-- Begin Given data --
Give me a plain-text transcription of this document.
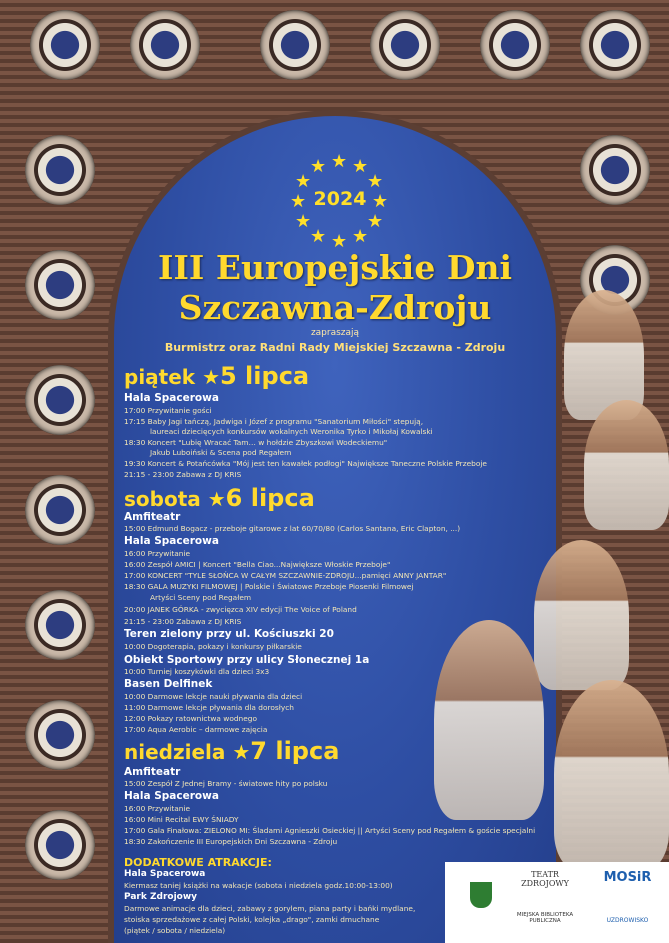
★ ★
★
★
★
★
★
★
★
★
★
★
2024
III Europejskie Dni
Szczawna-Zdroju
zapraszają
Burmistrz oraz Radni Rady Miejskiej Szczawna - Zdroju
piątek ★5 lipca
Hala Spacerowa
17:00 Przywitanie gości
17:15 Baby Jagi tańczą, Jadwiga i Józef z programu "Sanatorium Miłości" stepują,
laureaci dziecięcych konkursów wokalnych Weronika Tyrko i Mikołaj Kowalski
18:30 Koncert "Lubię Wracać Tam… w hołdzie Zbyszkowi Wodeckiemu"
Jakub Luboiński & Scena pod Regałem
19:30 Koncert & Potańcówka "Mój jest ten kawałek podłogi" Największe Taneczne Polskie Przeboje
21:15 - 23:00 Zabawa z DJ KRIS
sobota ★6 lipca
Amfiteatr
15:00 Edmund Bogacz - przeboje gitarowe z lat 60/70/80 (Carlos Santana, Eric Clapton, ...)
Hala Spacerowa
16:00 Przywitanie
16:00 Zespół AMICI | Koncert "Bella Ciao...Największe Włoskie Przeboje"
17:00 KONCERT "TYLE SŁOŃCA W CAŁYM SZCZAWNIE-ZDROJU...pamięci ANNY JANTAR"
18:30 GALA MUZYKI FILMOWEJ | Polskie i Światowe Przeboje Piosenki Filmowej
Artyści Sceny pod Regałem
20:00 JANEK GÓRKA - zwycięzca XIV edycji The Voice of Poland
21:15 - 23:00 Zabawa z DJ KRIS
Teren zielony przy ul. Kościuszki 20
10:00 Dogoterapia, pokazy i konkursy piłkarskie
Obiekt Sportowy przy ulicy Słonecznej 1a
10:00 Turniej koszykówki dla dzieci 3x3
Basen Delfinek
10:00 Darmowe lekcje nauki pływania dla dzieci
11:00 Darmowe lekcje pływania dla dorosłych
12:00 Pokazy ratownictwa wodnego
17:00 Aqua Aerobic – darmowe zajęcia
niedziela ★7 lipca
Amfiteatr
15:00 Zespół Z Jednej Bramy - światowe hity po polsku
Hala Spacerowa
16:00 Przywitanie
16:00 Mini Recital EWY ŚNIADY
17:00 Gala Finałowa: ZIELONO MI: Śladami Agnieszki Osieckiej || Artyści Sceny pod Regałem & goście specjalni
18:30 Zakończenie III Europejskich Dni Szczawna - Zdroju
DODATKOWE ATRAKCJE:
Hala Spacerowa
Kiermasz taniej książki na wakacje (sobota i niedziela godz.10:00-13:00)
Park Zdrojowy
Darmowe animacje dla dzieci, zabawy z gorylem, piana party i bańki mydlane,
stoiska sprzedażowe z całej Polski, kolejka „drago", zamki dmuchane
(piątek / sobota / niedziela)
TEATR ZDROJOWY	MOSiR
MIEJSKA BIBLIOTEKA PUBLICZNA	UZDROWISKO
-- End Given data --
▸ Work to complete: Are you able to set down all the lines above exactly, without any pictures?

▸ Expected answer:
Give me a plain-text transcription of this document.
★ ★
★
★
★
★
★
★
★
★
★
★
2024
III Europejskie Dni
Szczawna-Zdroju
zapraszają
Burmistrz oraz Radni Rady Miejskiej Szczawna - Zdroju
piątek ★5 lipca
Hala Spacerowa
17:00 Przywitanie gości
17:15 Baby Jagi tańczą, Jadwiga i Józef z programu "Sanatorium Miłości" stepują,
laureaci dziecięcych konkursów wokalnych Weronika Tyrko i Mikołaj Kowalski
18:30 Koncert "Lubię Wracać Tam… w hołdzie Zbyszkowi Wodeckiemu"
Jakub Luboiński & Scena pod Regałem
19:30 Koncert & Potańcówka "Mój jest ten kawałek podłogi" Największe Taneczne Polskie Przeboje
21:15 - 23:00 Zabawa z DJ KRIS
sobota ★6 lipca
Amfiteatr
15:00 Edmund Bogacz - przeboje gitarowe z lat 60/70/80 (Carlos Santana, Eric Clapton, ...)
Hala Spacerowa
16:00 Przywitanie
16:00 Zespół AMICI | Koncert "Bella Ciao...Największe Włoskie Przeboje"
17:00 KONCERT "TYLE SŁOŃCA W CAŁYM SZCZAWNIE-ZDROJU...pamięci ANNY JANTAR"
18:30 GALA MUZYKI FILMOWEJ | Polskie i Światowe Przeboje Piosenki Filmowej
Artyści Sceny pod Regałem
20:00 JANEK GÓRKA - zwycięzca XIV edycji The Voice of Poland
21:15 - 23:00 Zabawa z DJ KRIS
Teren zielony przy ul. Kościuszki 20
10:00 Dogoterapia, pokazy i konkursy piłkarskie
Obiekt Sportowy przy ulicy Słonecznej 1a
10:00 Turniej koszykówki dla dzieci 3x3
Basen Delfinek
10:00 Darmowe lekcje nauki pływania dla dzieci
11:00 Darmowe lekcje pływania dla dorosłych
12:00 Pokazy ratownictwa wodnego
17:00 Aqua Aerobic – darmowe zajęcia
niedziela ★7 lipca
Amfiteatr
15:00 Zespół Z Jednej Bramy - światowe hity po polsku
Hala Spacerowa
16:00 Przywitanie
16:00 Mini Recital EWY ŚNIADY
17:00 Gala Finałowa: ZIELONO MI: Śladami Agnieszki Osieckiej || Artyści Sceny pod Regałem & goście specjalni
18:30 Zakończenie III Europejskich Dni Szczawna - Zdroju
DODATKOWE ATRAKCJE:
Hala Spacerowa
Kiermasz taniej książki na wakacje (sobota i niedziela godz.10:00-13:00)
Park Zdrojowy
Darmowe animacje dla dzieci, zabawy z gorylem, piana party i bańki mydlane,
stoiska sprzedażowe z całej Polski, kolejka „drago", zamki dmuchane
(piątek / sobota / niedziela)
TEATR ZDROJOWY	MOSiR
MIEJSKA BIBLIOTEKA PUBLICZNA	UZDROWISKO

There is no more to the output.